• PROVIDED PASSAGE
That is an interesting observation. Yet the article continues:
The area around Chernobyl has revealed just how fast nature can bounce back. "I really expected to see a nuclear desert there," says Chesser. "I was quite surprised. When you enter into the exclusion zone, it's a very thriving ecosystem."

The first few years after people evacuated the zone, rats and house mice flourished, and packs of feral dogs roamed the area despite efforts to exterminate them. But the heyday of these vermin proved to be short-lived, and already the native fauna has begun to take over. Wild boar are 10 to 15 times as common within the Chernobyl exclusion zone as outside it, and big predators are making a spectacular comeback. "I've never seen a wolf in the Ukraine outside the exclusion zone. I've seen many of them inside," says Chesser.
He expected to find a "nuclear desert". Really?

In case you aren't aware, the scope of the Chernobyl event has now reached mythical proportions. I wrote about this topic previously. Estimates of immediate deaths caused by the accident are now widely reported between 15,000 and 30,000. The actual number of deaths was 56. Deaths from radiation sickness are suggested to be as high as 3.5 million when in fact they were less than 4,000. Chesser expected to see a nuclear desert because he's bought into a deliberate distortion of the truth. I write this in the hopes that at least a few people won't be fooled.

• SOURCE DATA
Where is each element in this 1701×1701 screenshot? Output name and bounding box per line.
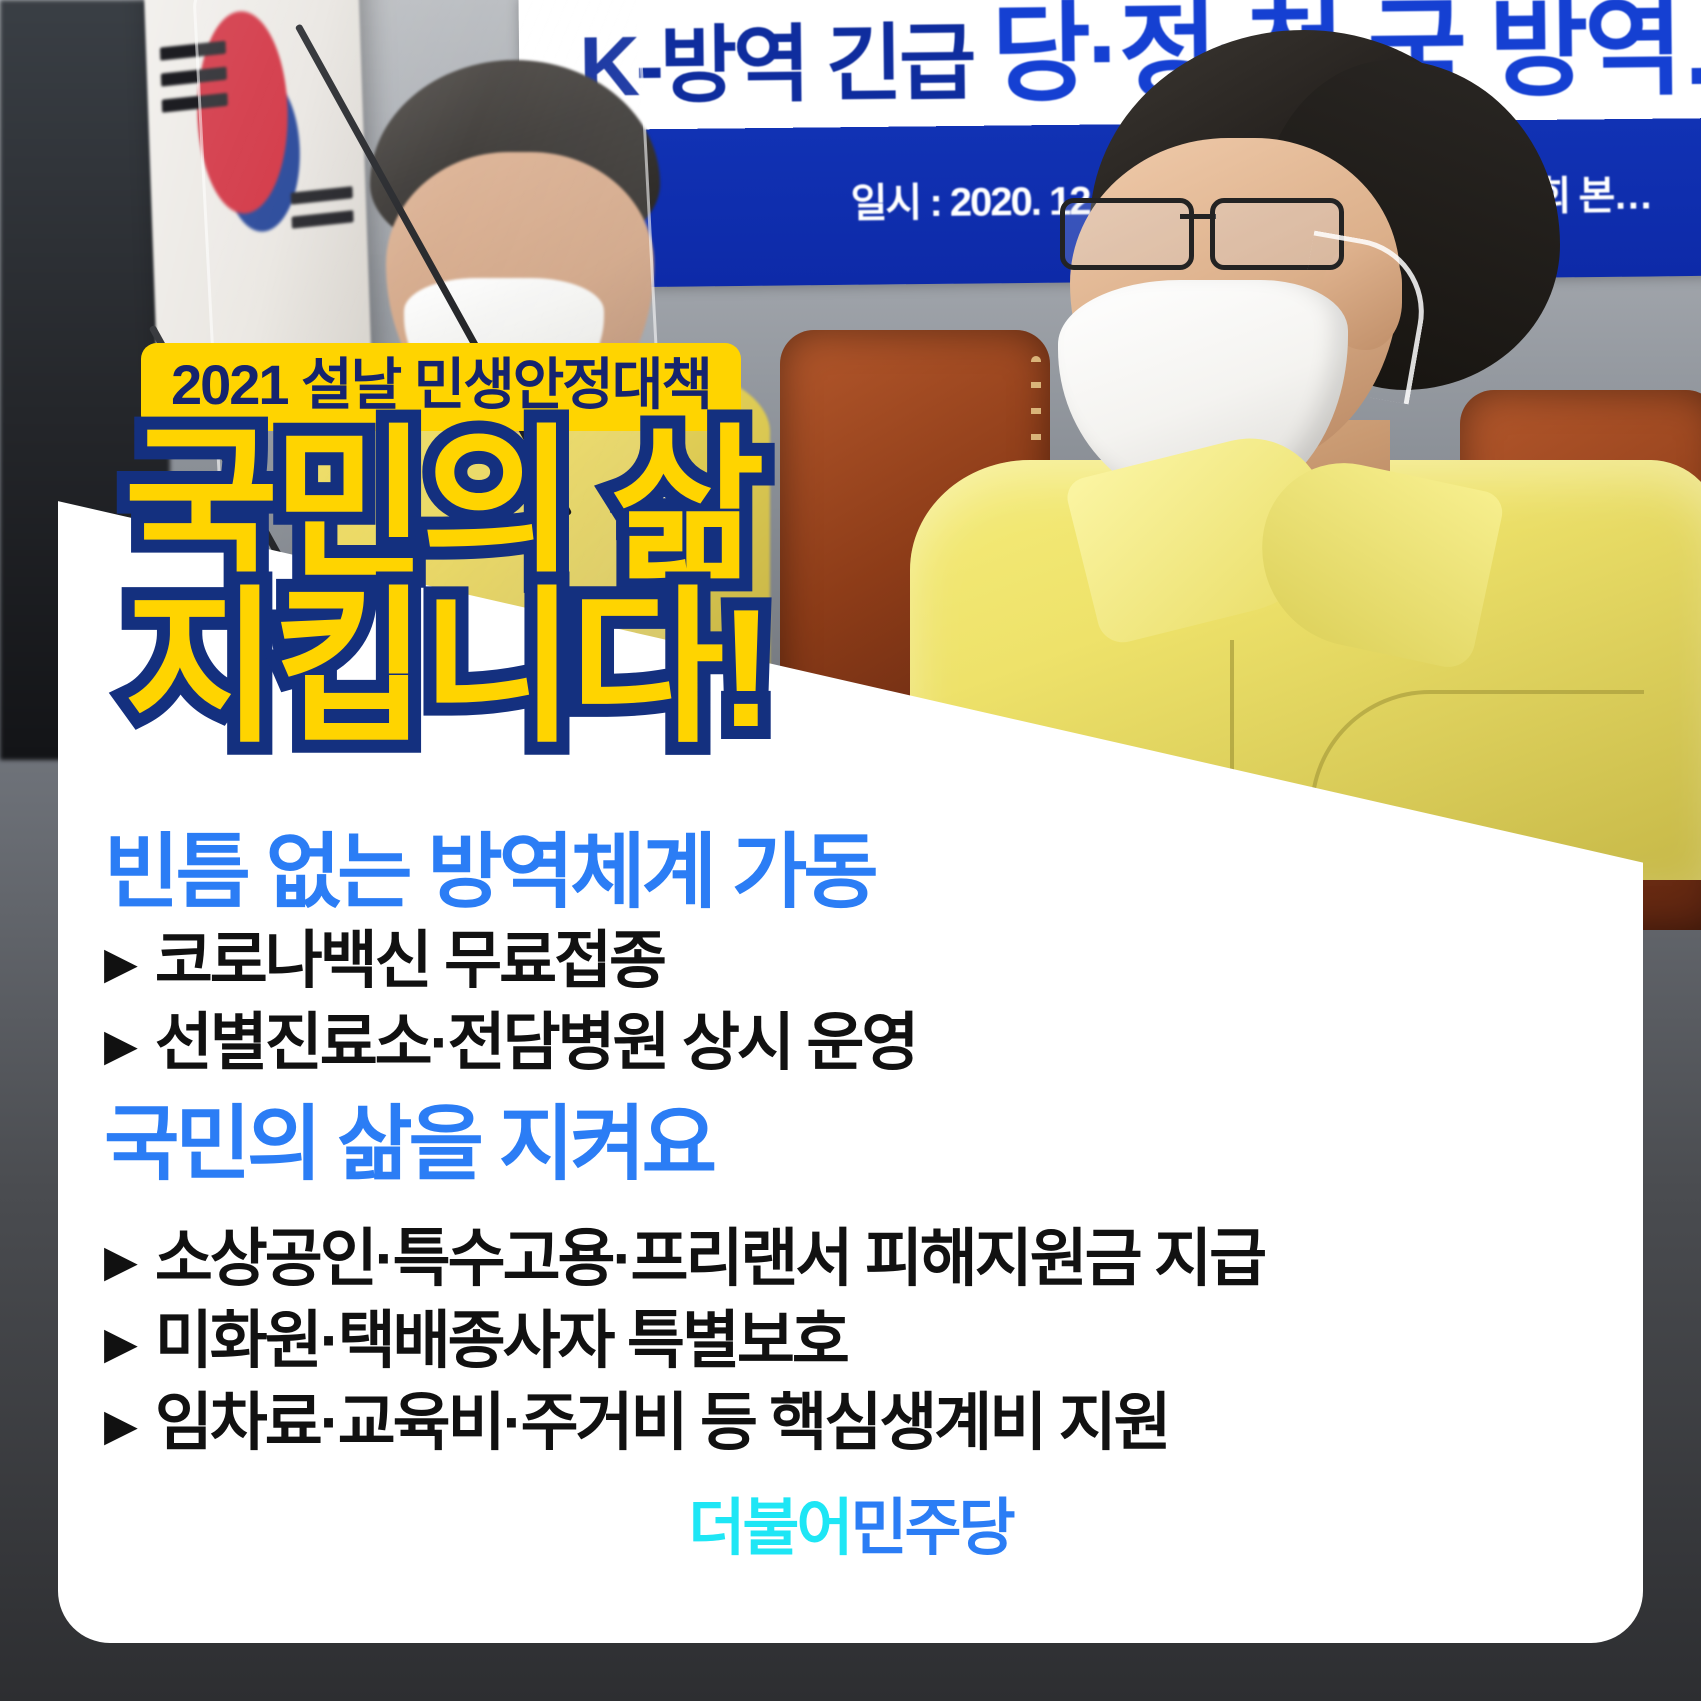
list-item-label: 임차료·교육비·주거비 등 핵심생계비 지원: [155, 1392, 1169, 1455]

• EXERCISE INSTRUCTIONS
(1) Reproduce the part of the Chernobyl passage starting with "He expected to" and going on through "won't be fooled.".
(2) Using the Chernobyl passage, decide whether each statement agrees with it, answering yes or no and quoting the words that settle it: (a) Wild boar are more common inside the exclusion zone than outside it. (b) Rats and house mice have stayed the dominant animals in the zone since the evacuation. (c) Chesser says he has seen many wolves in Ukraine outside the exclusion zone.

• ANSWERS PROVIDED
(1)
He expected to find a "nuclear desert". Really?

In case you aren't aware, the scope of the Chernobyl event has now reached mythical proportions. I wrote about this topic previously. Estimates of immediate deaths caused by the accident are now widely reported between 15,000 and 30,000. The actual number of deaths was 56. Deaths from radiation sickness are suggested to be as high as 3.5 million when in fact they were less than 4,000. Chesser expected to see a nuclear desert because he's bought into a deliberate distortion of the truth. I write this in the hopes that at least a few people won't be fooled.

(2)
(a) Yes: "Wild boar are 10 to 15 times as common within the Chernobyl exclusion zone as outside it"
(b) No: "But the heyday of these vermin proved to be short-lived, and already the native fauna has begun to take over."
(c) No: "I've never seen a wolf in the Ukraine outside the exclusion zone."